Your task is to output the entries below word for word.

--- BEGIN Supplied data ---

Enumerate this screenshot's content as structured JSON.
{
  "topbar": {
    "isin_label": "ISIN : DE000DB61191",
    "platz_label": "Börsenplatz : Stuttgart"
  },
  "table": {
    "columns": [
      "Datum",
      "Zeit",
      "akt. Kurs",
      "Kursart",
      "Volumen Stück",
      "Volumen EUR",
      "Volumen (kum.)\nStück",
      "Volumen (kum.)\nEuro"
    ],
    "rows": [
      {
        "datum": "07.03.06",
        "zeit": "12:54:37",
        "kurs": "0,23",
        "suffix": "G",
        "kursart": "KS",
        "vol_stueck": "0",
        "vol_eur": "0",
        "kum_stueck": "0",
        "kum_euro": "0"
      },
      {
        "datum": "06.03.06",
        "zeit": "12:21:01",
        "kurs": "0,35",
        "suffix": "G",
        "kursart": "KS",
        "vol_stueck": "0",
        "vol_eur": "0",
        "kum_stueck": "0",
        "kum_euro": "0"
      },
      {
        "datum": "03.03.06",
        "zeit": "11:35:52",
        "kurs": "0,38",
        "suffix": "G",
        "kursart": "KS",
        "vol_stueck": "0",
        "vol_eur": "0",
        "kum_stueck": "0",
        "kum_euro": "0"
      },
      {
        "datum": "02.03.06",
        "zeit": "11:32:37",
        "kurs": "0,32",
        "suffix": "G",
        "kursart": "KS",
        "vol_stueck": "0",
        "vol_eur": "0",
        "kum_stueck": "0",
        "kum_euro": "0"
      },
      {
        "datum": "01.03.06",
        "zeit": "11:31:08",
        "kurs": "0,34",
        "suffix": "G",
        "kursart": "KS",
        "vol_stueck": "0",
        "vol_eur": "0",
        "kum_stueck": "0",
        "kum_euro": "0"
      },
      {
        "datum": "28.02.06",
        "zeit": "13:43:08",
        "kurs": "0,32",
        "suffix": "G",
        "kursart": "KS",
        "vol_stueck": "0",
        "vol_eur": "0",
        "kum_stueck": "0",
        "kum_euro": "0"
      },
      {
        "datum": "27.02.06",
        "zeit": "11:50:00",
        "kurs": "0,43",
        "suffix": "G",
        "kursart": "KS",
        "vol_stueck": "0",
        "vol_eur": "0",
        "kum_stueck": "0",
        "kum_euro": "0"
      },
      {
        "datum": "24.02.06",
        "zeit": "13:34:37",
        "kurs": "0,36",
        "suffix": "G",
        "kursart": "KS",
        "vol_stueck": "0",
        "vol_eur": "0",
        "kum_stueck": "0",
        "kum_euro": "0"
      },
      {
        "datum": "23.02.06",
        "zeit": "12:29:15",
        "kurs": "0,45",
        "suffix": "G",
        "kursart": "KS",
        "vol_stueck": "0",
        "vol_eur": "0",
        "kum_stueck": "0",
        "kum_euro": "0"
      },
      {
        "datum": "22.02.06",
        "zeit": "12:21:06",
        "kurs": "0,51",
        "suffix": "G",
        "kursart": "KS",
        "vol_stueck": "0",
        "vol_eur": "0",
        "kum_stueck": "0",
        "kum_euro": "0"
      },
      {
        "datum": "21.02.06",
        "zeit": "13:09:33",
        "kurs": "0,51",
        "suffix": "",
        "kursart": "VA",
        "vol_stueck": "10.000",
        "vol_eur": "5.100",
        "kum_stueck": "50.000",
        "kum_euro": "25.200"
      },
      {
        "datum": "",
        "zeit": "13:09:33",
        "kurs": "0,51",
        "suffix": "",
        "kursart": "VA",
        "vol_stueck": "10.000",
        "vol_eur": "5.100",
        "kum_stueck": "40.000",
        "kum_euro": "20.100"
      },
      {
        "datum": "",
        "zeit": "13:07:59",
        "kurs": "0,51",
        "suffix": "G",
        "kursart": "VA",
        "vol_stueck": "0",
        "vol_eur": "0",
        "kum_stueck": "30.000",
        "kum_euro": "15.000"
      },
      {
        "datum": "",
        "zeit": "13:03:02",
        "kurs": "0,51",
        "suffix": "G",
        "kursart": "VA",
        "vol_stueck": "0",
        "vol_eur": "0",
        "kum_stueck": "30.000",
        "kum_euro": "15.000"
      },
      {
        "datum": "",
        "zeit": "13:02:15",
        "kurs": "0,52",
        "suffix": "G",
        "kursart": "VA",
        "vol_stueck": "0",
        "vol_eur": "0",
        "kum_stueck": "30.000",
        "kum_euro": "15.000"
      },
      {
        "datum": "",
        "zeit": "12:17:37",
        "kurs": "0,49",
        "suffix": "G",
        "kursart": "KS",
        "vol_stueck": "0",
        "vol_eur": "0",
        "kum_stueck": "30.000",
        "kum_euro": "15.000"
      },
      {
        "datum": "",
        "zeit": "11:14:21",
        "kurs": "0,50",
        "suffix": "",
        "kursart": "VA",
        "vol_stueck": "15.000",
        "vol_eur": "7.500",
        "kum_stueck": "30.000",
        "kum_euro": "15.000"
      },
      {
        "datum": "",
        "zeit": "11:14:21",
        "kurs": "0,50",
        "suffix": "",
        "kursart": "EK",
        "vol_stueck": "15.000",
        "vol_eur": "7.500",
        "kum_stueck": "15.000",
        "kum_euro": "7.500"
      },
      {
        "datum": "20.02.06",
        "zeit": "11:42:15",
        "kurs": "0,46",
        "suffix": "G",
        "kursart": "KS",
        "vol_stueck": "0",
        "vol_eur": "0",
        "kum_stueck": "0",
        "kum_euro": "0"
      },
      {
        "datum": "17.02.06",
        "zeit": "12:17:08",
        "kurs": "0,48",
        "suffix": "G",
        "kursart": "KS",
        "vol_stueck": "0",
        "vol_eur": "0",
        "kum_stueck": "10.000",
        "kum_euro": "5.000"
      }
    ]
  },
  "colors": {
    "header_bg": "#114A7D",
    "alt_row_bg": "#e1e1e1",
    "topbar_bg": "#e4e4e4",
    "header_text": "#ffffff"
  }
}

--- END Supplied data ---

• Reply:
Enumerate this screenshot's content as structured JSON.
{
  "topbar": {
    "isin_label": "ISIN : DE000DB61191",
    "platz_label": "Börsenplatz : Stuttgart"
  },
  "table": {
    "columns": [
      "Datum",
      "Zeit",
      "akt. Kurs",
      "Kursart",
      "Volumen Stück",
      "Volumen EUR",
      "Volumen (kum.)\nStück",
      "Volumen (kum.)\nEuro"
    ],
    "rows": [
      {
        "datum": "07.03.06",
        "zeit": "12:54:37",
        "kurs": "0,23",
        "suffix": "G",
        "kursart": "KS",
        "vol_stueck": "0",
        "vol_eur": "0",
        "kum_stueck": "0",
        "kum_euro": "0"
      },
      {
        "datum": "06.03.06",
        "zeit": "12:21:01",
        "kurs": "0,35",
        "suffix": "G",
        "kursart": "KS",
        "vol_stueck": "0",
        "vol_eur": "0",
        "kum_stueck": "0",
        "kum_euro": "0"
      },
      {
        "datum": "03.03.06",
        "zeit": "11:35:52",
        "kurs": "0,38",
        "suffix": "G",
        "kursart": "KS",
        "vol_stueck": "0",
        "vol_eur": "0",
        "kum_stueck": "0",
        "kum_euro": "0"
      },
      {
        "datum": "02.03.06",
        "zeit": "11:32:37",
        "kurs": "0,32",
        "suffix": "G",
        "kursart": "KS",
        "vol_stueck": "0",
        "vol_eur": "0",
        "kum_stueck": "0",
        "kum_euro": "0"
      },
      {
        "datum": "01.03.06",
        "zeit": "11:31:08",
        "kurs": "0,34",
        "suffix": "G",
        "kursart": "KS",
        "vol_stueck": "0",
        "vol_eur": "0",
        "kum_stueck": "0",
        "kum_euro": "0"
      },
      {
        "datum": "28.02.06",
        "zeit": "13:43:08",
        "kurs": "0,32",
        "suffix": "G",
        "kursart": "KS",
        "vol_stueck": "0",
        "vol_eur": "0",
        "kum_stueck": "0",
        "kum_euro": "0"
      },
      {
        "datum": "27.02.06",
        "zeit": "11:50:00",
        "kurs": "0,43",
        "suffix": "G",
        "kursart": "KS",
        "vol_stueck": "0",
        "vol_eur": "0",
        "kum_stueck": "0",
        "kum_euro": "0"
      },
      {
        "datum": "24.02.06",
        "zeit": "13:34:37",
        "kurs": "0,36",
        "suffix": "G",
        "kursart": "KS",
        "vol_stueck": "0",
        "vol_eur": "0",
        "kum_stueck": "0",
        "kum_euro": "0"
      },
      {
        "datum": "23.02.06",
        "zeit": "12:29:15",
        "kurs": "0,45",
        "suffix": "G",
        "kursart": "KS",
        "vol_stueck": "0",
        "vol_eur": "0",
        "kum_stueck": "0",
        "kum_euro": "0"
      },
      {
        "datum": "22.02.06",
        "zeit": "12:21:06",
        "kurs": "0,51",
        "suffix": "G",
        "kursart": "KS",
        "vol_stueck": "0",
        "vol_eur": "0",
        "kum_stueck": "0",
        "kum_euro": "0"
      },
      {
        "datum": "21.02.06",
        "zeit": "13:09:33",
        "kurs": "0,51",
        "suffix": "",
        "kursart": "VA",
        "vol_stueck": "10.000",
        "vol_eur": "5.100",
        "kum_stueck": "50.000",
        "kum_euro": "25.200"
      },
      {
        "datum": "",
        "zeit": "13:09:33",
        "kurs": "0,51",
        "suffix": "",
        "kursart": "VA",
        "vol_stueck": "10.000",
        "vol_eur": "5.100",
        "kum_stueck": "40.000",
        "kum_euro": "20.100"
      },
      {
        "datum": "",
        "zeit": "13:07:59",
        "kurs": "0,51",
        "suffix": "G",
        "kursart": "VA",
        "vol_stueck": "0",
        "vol_eur": "0",
        "kum_stueck": "30.000",
        "kum_euro": "15.000"
      },
      {
        "datum": "",
        "zeit": "13:03:02",
        "kurs": "0,51",
        "suffix": "G",
        "kursart": "VA",
        "vol_stueck": "0",
        "vol_eur": "0",
        "kum_stueck": "30.000",
        "kum_euro": "15.000"
      },
      {
        "datum": "",
        "zeit": "13:02:15",
        "kurs": "0,52",
        "suffix": "G",
        "kursart": "VA",
        "vol_stueck": "0",
        "vol_eur": "0",
        "kum_stueck": "30.000",
        "kum_euro": "15.000"
      },
      {
        "datum": "",
        "zeit": "12:17:37",
        "kurs": "0,49",
        "suffix": "G",
        "kursart": "KS",
        "vol_stueck": "0",
        "vol_eur": "0",
        "kum_stueck": "30.000",
        "kum_euro": "15.000"
      },
      {
        "datum": "",
        "zeit": "11:14:21",
        "kurs": "0,50",
        "suffix": "",
        "kursart": "VA",
        "vol_stueck": "15.000",
        "vol_eur": "7.500",
        "kum_stueck": "30.000",
        "kum_euro": "15.000"
      },
      {
        "datum": "",
        "zeit": "11:14:21",
        "kurs": "0,50",
        "suffix": "",
        "kursart": "EK",
        "vol_stueck": "15.000",
        "vol_eur": "7.500",
        "kum_stueck": "15.000",
        "kum_euro": "7.500"
      },
      {
        "datum": "20.02.06",
        "zeit": "11:42:15",
        "kurs": "0,46",
        "suffix": "G",
        "kursart": "KS",
        "vol_stueck": "0",
        "vol_eur": "0",
        "kum_stueck": "0",
        "kum_euro": "0"
      },
      {
        "datum": "17.02.06",
        "zeit": "12:17:08",
        "kurs": "0,48",
        "suffix": "G",
        "kursart": "KS",
        "vol_stueck": "0",
        "vol_eur": "0",
        "kum_stueck": "10.000",
        "kum_euro": "5.000"
      }
    ]
  },
  "colors": {
    "header_bg": "#114A7D",
    "alt_row_bg": "#e1e1e1",
    "topbar_bg": "#e4e4e4",
    "header_text": "#ffffff"
  }
}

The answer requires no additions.